Make an exact copy of all the records.

- - - - - - -

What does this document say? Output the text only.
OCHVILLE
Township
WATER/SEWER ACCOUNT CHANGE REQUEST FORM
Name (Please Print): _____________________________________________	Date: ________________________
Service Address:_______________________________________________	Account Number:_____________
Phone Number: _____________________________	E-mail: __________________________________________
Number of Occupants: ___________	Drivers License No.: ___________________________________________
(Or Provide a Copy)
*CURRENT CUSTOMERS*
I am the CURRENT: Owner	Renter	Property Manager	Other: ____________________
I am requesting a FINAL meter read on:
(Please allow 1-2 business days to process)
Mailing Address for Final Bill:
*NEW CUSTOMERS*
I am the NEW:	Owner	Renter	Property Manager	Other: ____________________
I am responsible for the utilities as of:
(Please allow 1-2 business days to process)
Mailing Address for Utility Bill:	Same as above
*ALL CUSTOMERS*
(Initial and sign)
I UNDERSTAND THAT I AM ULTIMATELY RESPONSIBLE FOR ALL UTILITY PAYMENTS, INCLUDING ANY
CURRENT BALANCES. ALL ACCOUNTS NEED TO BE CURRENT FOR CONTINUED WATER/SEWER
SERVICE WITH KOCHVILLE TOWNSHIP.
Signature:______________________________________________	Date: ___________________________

- - - - - - -

● Answer to this exercise:
What does this document say? Output the text only.
OCHVILLE
Township
WATER/SEWER ACCOUNT CHANGE REQUEST FORM
Name (Please Print): _____________________________________________	Date: ________________________
Service Address:_______________________________________________	Account Number:_____________
Phone Number: _____________________________	E-mail: __________________________________________
Number of Occupants: ___________	Drivers License No.: ___________________________________________
(Or Provide a Copy)
*CURRENT CUSTOMERS*
I am the CURRENT: Owner	Renter	Property Manager	Other: ____________________
I am requesting a FINAL meter read on:
(Please allow 1-2 business days to process)
Mailing Address for Final Bill:
*NEW CUSTOMERS*
I am the NEW:	Owner	Renter	Property Manager	Other: ____________________
I am responsible for the utilities as of:
(Please allow 1-2 business days to process)
Mailing Address for Utility Bill:	Same as above
*ALL CUSTOMERS*
(Initial and sign)
I UNDERSTAND THAT I AM ULTIMATELY RESPONSIBLE FOR ALL UTILITY PAYMENTS, INCLUDING ANY
CURRENT BALANCES. ALL ACCOUNTS NEED TO BE CURRENT FOR CONTINUED WATER/SEWER
SERVICE WITH KOCHVILLE TOWNSHIP.
Signature:______________________________________________	Date: ___________________________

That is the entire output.